▶ _Document extract_:

[Start of section]

Establishment of immunoglobulin M(IgM)-immunosorbent agglutination assay (ISAGA) for diagnosis of toxoplasmosis.

AIM

To establish an immunosorbent agglutination assay (ISAGA) for detection of IgM antibodies against Toxoplasma gondii.

METHODS

In the ISAGA, wells of microtiter plates were coated with anti-human IgM antibodies and sealed with 1% bovine serum albumin. After the test sera were added and incubated, the plates were washed, T. gondii tachyzoite antigen suspension was added, and incubated overnight at 37 degrees C. The ISAGA results were evaluated by comparing with those detected by Danish ISAGA and ELISA and those detected by slide enzyme immunoassay (S-EIA).

[End of section]

▶ _Task instructions_:
1. In the toxoplasmosis assay abstract above, why were the ISAGA results compared with those from the Danish ISAGA, ELISA and slide enzyme immunoassay? Answer in one to three sentences.
2. Resume the toxoplasmosis assay abstract above, starting after its last sentence about comparing the ISAGA results.

▶ _Dataset entries_:
[Start of section]

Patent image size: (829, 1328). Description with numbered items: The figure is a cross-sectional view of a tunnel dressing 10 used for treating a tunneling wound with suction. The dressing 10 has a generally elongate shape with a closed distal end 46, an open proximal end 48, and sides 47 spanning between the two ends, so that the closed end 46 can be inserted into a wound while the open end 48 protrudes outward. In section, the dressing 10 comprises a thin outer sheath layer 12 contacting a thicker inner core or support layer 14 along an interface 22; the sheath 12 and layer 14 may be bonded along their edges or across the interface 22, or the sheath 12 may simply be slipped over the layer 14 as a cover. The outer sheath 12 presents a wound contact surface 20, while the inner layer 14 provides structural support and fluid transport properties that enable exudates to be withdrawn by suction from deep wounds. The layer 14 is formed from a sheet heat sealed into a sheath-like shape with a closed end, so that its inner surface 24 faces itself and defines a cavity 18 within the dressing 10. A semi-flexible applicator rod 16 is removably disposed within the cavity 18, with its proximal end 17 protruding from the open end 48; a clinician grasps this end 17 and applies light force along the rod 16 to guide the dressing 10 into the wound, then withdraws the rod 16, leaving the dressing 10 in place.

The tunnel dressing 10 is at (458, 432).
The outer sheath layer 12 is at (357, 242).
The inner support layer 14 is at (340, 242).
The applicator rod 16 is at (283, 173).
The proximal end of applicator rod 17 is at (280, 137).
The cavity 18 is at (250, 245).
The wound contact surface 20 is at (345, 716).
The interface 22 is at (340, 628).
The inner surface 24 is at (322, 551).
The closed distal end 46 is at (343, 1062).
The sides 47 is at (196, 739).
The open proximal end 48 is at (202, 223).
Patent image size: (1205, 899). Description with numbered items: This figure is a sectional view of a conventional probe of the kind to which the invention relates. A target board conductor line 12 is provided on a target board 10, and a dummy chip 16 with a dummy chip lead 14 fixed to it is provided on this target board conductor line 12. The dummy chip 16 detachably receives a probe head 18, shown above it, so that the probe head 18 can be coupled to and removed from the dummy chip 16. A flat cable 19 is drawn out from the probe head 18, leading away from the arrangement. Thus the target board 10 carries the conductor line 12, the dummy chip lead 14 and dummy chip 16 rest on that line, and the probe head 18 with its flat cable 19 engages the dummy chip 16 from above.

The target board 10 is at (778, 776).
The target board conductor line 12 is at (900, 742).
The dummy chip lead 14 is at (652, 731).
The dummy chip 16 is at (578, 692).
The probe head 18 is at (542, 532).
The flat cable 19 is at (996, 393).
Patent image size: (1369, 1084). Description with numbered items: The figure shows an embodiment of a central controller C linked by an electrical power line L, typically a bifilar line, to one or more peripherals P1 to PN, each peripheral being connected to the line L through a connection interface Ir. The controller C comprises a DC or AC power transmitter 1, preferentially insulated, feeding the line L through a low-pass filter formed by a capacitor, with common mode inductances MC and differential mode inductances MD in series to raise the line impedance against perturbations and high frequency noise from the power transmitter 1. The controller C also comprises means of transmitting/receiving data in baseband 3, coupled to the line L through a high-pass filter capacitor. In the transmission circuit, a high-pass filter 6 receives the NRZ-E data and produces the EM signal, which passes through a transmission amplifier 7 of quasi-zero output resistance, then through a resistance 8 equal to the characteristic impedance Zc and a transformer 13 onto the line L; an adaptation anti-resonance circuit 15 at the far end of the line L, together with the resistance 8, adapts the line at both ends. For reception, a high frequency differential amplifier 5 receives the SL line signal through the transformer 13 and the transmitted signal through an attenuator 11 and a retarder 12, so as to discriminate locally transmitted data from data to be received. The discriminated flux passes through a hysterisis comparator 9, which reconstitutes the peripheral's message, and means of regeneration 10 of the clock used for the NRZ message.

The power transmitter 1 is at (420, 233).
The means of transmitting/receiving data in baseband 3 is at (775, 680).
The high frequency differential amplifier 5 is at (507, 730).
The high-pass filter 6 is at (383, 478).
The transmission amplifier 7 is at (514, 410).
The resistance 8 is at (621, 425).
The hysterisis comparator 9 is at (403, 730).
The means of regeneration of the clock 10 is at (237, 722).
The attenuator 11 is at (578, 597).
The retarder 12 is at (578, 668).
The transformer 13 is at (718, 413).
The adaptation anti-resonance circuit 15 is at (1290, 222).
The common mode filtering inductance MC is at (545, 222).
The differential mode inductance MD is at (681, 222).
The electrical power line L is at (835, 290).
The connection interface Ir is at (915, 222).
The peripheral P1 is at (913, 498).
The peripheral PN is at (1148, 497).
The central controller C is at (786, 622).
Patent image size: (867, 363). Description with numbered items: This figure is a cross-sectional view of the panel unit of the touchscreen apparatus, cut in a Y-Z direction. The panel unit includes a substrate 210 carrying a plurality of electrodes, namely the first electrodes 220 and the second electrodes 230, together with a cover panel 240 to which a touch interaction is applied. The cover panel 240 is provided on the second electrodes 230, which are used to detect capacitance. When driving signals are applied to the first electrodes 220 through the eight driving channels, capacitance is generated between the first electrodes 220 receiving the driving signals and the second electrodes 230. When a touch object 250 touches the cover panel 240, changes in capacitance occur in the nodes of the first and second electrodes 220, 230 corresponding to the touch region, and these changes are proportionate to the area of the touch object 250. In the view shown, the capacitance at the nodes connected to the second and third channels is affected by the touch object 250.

[End of section]

▶ _Answer set_:
1. The comparison was how the ISAGA results were evaluated. They were checked against the results detected by the Danish ISAGA and ELISA and by the slide enzyme immunoassay (S-EIA).

2.
RESULTS

Forty-four sera from Danish pregnant women were tested by the IgM-ISAGA, 41(93.2%) were consistent with the Danish results. Sixty-seven sera from Danish and Shanghai pregnant women were detected by IgM-IgM-ISAGA and S-EIA, the total consistency rate was 92.5%. A significant correlation was found between the titers of the ISAGA and S-EIA, with a Pearson correlation coefficient of 0.589(P < 0.001). The titers of ISAGA were eighteen times higher than those of S-EIA. This method enables the detection of IgM antibodies as low as approximately 0.08 IU/ml.

CONCLUSION

The IgM-ISAGA is therefore sensitive, specific, easy to perform, and is useful for mass screening and diagnosing recent Toxoplasma infection or reactivation.